# [Given problem]
Each entry must appear again exactly as it does in the source.

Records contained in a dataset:

——

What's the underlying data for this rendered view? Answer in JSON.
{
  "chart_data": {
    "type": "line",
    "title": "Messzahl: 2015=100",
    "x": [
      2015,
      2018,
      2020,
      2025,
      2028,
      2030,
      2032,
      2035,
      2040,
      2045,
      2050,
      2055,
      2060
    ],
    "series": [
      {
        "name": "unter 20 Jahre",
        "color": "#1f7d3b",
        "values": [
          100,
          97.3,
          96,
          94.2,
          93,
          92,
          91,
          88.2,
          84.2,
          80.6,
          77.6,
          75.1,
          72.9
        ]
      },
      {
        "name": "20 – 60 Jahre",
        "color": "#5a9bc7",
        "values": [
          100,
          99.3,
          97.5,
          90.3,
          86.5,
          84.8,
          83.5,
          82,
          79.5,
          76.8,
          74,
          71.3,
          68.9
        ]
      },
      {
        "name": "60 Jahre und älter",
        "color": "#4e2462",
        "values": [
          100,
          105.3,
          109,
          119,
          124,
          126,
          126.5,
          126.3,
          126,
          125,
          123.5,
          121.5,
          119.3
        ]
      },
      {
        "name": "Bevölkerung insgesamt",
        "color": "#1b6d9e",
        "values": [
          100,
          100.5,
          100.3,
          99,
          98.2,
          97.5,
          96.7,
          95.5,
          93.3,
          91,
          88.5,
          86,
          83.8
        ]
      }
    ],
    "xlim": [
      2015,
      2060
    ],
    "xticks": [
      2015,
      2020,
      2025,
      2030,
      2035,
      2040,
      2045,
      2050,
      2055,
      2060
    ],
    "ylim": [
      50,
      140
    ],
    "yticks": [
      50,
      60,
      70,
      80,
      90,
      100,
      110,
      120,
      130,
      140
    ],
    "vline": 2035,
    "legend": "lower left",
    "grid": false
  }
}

——

# [Answer to the exercise]
What's the underlying data for this rendered view? Answer in JSON.
{
  "chart_data": {
    "type": "line",
    "title": "Messzahl: 2015=100",
    "x": [
      2015,
      2018,
      2020,
      2025,
      2028,
      2030,
      2032,
      2035,
      2040,
      2045,
      2050,
      2055,
      2060
    ],
    "series": [
      {
        "name": "unter 20 Jahre",
        "color": "#1f7d3b",
        "values": [
          100,
          97.3,
          96,
          94.2,
          93,
          92,
          91,
          88.2,
          84.2,
          80.6,
          77.6,
          75.1,
          72.9
        ]
      },
      {
        "name": "20 – 60 Jahre",
        "color": "#5a9bc7",
        "values": [
          100,
          99.3,
          97.5,
          90.3,
          86.5,
          84.8,
          83.5,
          82,
          79.5,
          76.8,
          74,
          71.3,
          68.9
        ]
      },
      {
        "name": "60 Jahre und älter",
        "color": "#4e2462",
        "values": [
          100,
          105.3,
          109,
          119,
          124,
          126,
          126.5,
          126.3,
          126,
          125,
          123.5,
          121.5,
          119.3
        ]
      },
      {
        "name": "Bevölkerung insgesamt",
        "color": "#1b6d9e",
        "values": [
          100,
          100.5,
          100.3,
          99,
          98.2,
          97.5,
          96.7,
          95.5,
          93.3,
          91,
          88.5,
          86,
          83.8
        ]
      }
    ],
    "xlim": [
      2015,
      2060
    ],
    "xticks": [
      2015,
      2020,
      2025,
      2030,
      2035,
      2040,
      2045,
      2050,
      2055,
      2060
    ],
    "ylim": [
      50,
      140
    ],
    "yticks": [
      50,
      60,
      70,
      80,
      90,
      100,
      110,
      120,
      130,
      140
    ],
    "vline": 2035,
    "legend": "lower left",
    "grid": false
  }
}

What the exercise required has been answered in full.